• _Input for this task_:
_ _ _ _ _
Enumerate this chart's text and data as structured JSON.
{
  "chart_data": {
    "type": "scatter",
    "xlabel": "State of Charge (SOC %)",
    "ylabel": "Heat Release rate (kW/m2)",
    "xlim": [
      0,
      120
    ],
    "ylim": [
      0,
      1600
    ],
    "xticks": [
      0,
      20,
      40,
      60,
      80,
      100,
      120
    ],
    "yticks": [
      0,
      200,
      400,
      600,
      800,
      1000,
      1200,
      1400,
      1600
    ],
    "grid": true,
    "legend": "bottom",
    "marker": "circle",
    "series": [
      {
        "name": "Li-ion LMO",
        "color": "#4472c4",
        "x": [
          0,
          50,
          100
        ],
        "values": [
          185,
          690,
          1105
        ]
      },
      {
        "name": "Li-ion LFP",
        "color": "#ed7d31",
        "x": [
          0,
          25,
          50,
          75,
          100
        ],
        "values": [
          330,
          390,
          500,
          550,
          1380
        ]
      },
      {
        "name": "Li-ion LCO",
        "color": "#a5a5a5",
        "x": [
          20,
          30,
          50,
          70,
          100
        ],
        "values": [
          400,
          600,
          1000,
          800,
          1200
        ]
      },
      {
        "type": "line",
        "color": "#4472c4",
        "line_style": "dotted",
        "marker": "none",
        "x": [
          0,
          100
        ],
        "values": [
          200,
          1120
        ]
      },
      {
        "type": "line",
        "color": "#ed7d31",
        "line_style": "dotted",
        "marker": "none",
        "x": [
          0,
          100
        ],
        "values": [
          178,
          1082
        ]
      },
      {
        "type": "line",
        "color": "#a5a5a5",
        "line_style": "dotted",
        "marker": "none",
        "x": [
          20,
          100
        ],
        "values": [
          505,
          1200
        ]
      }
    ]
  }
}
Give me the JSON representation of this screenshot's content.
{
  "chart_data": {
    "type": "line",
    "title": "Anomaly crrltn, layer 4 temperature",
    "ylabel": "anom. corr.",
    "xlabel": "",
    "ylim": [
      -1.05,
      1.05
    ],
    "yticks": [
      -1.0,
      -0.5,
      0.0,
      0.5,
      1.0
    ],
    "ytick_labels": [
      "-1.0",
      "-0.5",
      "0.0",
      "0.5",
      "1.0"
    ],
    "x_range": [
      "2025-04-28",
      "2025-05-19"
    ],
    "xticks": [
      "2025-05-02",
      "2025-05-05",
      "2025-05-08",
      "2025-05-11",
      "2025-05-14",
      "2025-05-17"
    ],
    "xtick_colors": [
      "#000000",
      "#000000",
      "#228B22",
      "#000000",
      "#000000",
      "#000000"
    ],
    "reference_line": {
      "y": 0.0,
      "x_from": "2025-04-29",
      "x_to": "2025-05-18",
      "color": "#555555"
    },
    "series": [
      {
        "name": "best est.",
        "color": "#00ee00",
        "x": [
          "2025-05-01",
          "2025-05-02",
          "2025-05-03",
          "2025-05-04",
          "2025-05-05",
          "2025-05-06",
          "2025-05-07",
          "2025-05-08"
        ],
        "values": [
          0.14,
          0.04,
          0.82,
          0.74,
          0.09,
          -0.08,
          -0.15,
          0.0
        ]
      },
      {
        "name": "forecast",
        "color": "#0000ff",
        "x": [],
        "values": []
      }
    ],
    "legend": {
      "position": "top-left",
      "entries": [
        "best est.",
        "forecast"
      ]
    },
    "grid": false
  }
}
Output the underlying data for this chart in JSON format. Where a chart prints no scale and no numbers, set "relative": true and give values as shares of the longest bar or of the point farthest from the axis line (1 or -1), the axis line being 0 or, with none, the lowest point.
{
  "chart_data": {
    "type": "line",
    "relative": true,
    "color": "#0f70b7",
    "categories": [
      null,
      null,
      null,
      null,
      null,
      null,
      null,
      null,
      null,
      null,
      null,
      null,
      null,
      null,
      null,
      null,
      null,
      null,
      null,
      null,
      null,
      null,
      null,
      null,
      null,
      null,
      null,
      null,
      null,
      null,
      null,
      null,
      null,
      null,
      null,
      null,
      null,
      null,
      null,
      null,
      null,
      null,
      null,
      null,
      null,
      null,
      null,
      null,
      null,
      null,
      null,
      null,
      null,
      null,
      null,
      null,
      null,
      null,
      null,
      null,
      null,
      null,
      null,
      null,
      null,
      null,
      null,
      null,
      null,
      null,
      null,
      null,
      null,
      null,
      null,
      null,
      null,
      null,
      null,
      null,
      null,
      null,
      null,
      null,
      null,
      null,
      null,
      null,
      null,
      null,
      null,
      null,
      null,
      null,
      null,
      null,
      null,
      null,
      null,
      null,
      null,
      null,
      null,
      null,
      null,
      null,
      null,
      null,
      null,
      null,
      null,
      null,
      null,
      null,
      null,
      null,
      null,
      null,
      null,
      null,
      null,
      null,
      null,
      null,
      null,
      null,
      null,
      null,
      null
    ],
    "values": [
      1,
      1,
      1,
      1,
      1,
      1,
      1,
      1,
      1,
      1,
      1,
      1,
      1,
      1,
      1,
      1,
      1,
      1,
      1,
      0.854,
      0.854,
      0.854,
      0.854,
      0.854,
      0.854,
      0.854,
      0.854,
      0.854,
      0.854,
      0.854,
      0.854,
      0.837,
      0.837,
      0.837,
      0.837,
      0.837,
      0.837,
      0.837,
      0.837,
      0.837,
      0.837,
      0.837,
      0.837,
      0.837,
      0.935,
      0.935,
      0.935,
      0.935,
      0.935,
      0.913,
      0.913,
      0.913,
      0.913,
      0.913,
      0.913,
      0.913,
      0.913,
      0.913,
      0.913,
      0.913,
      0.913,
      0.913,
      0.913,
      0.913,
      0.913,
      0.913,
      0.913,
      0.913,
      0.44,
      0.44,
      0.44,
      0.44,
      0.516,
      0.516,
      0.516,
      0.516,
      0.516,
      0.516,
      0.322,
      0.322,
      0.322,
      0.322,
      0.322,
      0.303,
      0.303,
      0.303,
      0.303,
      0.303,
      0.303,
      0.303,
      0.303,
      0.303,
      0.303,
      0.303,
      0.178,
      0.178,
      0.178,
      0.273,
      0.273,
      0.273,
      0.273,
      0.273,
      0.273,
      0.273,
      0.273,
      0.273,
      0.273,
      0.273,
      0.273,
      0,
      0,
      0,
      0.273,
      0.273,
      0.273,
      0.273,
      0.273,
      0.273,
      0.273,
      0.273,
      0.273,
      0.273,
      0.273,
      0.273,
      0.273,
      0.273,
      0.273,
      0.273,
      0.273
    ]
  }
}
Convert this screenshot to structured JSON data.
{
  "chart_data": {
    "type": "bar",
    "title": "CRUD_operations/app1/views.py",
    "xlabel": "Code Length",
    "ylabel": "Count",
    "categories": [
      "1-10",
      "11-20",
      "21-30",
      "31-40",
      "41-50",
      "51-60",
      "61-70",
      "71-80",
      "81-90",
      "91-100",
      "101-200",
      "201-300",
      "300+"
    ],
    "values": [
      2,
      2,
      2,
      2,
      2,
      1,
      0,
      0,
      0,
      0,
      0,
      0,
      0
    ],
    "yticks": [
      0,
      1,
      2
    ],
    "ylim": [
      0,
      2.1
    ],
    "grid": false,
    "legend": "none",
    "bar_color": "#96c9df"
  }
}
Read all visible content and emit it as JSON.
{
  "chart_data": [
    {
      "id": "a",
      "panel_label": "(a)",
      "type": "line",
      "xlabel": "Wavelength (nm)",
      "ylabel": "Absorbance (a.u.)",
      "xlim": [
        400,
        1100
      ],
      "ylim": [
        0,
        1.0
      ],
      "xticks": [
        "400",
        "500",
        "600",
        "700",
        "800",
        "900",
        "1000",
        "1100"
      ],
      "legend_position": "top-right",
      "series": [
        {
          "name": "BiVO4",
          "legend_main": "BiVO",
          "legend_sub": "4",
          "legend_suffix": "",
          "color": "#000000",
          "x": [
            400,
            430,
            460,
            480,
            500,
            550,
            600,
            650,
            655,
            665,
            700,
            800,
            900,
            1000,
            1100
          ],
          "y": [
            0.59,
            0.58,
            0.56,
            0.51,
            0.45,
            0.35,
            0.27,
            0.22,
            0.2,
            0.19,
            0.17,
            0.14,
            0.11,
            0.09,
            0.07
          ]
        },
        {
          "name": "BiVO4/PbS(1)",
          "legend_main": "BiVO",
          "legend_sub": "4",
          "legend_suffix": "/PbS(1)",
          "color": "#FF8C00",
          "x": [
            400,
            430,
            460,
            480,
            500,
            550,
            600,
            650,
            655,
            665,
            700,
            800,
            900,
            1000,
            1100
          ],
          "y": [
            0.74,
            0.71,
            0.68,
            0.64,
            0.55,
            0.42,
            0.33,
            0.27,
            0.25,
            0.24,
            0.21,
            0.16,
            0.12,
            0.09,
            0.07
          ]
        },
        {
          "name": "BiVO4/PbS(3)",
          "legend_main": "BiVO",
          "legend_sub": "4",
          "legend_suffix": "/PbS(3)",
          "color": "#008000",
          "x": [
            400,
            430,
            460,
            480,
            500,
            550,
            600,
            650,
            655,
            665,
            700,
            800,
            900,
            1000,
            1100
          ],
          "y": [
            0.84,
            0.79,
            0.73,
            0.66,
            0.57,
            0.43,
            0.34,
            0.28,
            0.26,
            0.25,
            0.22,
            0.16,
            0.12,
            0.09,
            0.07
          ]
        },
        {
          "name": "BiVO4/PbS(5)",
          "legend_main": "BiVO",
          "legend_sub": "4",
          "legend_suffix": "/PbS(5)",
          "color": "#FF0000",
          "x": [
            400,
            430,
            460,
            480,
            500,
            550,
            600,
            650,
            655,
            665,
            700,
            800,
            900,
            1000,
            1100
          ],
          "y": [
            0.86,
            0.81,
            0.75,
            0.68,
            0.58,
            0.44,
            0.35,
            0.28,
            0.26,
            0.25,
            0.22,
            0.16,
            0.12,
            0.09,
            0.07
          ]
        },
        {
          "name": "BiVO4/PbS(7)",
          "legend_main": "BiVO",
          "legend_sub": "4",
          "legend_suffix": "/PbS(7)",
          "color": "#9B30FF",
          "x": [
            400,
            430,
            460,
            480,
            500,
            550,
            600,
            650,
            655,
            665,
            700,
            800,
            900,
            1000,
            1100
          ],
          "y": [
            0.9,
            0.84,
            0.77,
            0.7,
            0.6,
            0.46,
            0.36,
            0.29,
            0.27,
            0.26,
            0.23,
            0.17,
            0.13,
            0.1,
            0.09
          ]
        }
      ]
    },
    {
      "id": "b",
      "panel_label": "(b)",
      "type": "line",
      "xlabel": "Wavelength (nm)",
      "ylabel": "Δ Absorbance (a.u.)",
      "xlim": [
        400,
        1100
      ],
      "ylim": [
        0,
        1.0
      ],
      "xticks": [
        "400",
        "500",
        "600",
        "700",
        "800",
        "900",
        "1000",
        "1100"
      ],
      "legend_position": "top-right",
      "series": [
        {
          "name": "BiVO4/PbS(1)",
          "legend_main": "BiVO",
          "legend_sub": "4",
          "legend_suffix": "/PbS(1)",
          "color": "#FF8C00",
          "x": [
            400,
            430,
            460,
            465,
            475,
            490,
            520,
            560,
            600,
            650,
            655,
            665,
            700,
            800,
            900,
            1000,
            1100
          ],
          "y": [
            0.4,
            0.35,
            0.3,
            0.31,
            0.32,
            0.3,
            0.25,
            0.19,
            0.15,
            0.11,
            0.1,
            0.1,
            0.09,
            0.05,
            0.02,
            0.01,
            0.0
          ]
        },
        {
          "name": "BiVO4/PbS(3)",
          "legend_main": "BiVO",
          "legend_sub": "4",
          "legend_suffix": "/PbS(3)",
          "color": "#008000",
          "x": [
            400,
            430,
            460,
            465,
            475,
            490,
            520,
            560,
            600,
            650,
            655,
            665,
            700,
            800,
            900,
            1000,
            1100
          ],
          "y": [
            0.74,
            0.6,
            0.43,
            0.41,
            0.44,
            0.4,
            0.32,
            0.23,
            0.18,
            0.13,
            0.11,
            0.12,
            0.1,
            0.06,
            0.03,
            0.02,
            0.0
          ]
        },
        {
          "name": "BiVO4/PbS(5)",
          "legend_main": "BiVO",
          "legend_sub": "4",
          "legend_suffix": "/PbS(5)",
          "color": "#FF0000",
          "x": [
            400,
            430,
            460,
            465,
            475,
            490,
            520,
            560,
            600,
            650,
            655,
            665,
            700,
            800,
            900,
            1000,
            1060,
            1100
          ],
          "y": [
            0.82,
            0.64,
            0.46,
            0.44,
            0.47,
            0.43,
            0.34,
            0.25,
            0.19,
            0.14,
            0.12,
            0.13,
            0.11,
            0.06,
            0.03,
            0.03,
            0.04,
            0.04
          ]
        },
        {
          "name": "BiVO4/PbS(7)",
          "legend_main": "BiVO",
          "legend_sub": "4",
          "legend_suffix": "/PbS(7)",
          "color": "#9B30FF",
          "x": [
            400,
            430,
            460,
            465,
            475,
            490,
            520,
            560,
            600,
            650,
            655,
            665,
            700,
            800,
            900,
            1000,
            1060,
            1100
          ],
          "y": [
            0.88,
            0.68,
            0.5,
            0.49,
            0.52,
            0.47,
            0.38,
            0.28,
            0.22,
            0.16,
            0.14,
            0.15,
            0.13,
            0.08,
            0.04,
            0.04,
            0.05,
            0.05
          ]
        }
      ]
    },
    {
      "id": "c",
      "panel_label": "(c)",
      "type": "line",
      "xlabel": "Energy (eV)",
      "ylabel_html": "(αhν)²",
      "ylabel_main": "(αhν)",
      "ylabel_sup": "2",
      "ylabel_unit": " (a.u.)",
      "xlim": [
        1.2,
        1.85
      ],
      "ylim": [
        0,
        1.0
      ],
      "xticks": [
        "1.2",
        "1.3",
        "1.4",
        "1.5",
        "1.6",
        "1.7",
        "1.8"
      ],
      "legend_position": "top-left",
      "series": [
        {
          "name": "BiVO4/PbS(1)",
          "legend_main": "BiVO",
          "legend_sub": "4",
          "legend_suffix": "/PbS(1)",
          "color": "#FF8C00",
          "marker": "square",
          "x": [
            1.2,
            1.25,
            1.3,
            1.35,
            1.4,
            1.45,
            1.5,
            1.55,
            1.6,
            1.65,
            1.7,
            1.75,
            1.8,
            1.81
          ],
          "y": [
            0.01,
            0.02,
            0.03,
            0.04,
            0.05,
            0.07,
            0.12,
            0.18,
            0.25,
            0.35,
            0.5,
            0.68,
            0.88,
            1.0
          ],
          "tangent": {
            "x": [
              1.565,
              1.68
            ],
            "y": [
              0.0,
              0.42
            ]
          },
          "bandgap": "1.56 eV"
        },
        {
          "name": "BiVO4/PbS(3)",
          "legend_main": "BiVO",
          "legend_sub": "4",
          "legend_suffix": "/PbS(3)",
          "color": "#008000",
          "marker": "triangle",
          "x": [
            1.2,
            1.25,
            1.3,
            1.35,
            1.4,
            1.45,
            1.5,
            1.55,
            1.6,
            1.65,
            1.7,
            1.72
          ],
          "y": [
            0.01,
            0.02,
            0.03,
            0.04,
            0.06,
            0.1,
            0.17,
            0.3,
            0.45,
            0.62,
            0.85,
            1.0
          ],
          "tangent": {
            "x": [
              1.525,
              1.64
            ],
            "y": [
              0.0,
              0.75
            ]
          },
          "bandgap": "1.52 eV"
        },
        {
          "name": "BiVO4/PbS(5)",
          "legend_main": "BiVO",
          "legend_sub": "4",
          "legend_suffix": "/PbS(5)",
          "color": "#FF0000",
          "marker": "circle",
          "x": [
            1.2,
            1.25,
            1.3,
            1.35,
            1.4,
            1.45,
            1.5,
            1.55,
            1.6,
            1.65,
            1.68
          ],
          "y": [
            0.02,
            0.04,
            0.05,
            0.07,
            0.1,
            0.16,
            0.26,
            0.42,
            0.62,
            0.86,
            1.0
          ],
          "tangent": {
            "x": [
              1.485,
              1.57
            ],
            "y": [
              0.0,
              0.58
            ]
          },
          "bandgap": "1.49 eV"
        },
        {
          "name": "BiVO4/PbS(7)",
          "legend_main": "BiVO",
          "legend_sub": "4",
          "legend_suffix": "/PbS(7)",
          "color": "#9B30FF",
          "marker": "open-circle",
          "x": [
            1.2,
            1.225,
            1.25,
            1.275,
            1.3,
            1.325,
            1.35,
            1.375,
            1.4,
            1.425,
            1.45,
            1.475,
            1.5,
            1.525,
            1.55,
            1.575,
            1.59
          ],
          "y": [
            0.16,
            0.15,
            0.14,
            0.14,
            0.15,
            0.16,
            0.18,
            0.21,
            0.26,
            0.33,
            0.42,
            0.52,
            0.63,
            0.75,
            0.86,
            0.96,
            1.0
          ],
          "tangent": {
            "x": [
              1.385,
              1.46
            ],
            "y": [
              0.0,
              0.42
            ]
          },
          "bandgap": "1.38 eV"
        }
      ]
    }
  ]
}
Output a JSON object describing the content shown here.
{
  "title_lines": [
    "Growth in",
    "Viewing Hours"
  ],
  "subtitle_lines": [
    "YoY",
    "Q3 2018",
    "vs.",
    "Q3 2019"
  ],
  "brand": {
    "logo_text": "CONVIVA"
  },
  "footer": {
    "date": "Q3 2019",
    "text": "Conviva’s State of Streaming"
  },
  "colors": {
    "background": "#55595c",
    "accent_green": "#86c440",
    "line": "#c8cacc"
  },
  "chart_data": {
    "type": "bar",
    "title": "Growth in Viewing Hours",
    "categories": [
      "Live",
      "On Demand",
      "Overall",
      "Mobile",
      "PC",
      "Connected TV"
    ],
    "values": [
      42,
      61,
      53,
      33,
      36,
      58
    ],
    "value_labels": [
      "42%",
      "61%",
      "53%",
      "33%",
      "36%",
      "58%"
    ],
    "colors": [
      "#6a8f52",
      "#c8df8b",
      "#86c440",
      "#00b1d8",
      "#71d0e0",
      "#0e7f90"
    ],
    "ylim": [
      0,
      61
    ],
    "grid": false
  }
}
_ _ _ _ _
• _Instructions for the task_: State the number of lines holding the word "Viewing" in the listing. Add nothing else.

• _Solution for this problem_: 2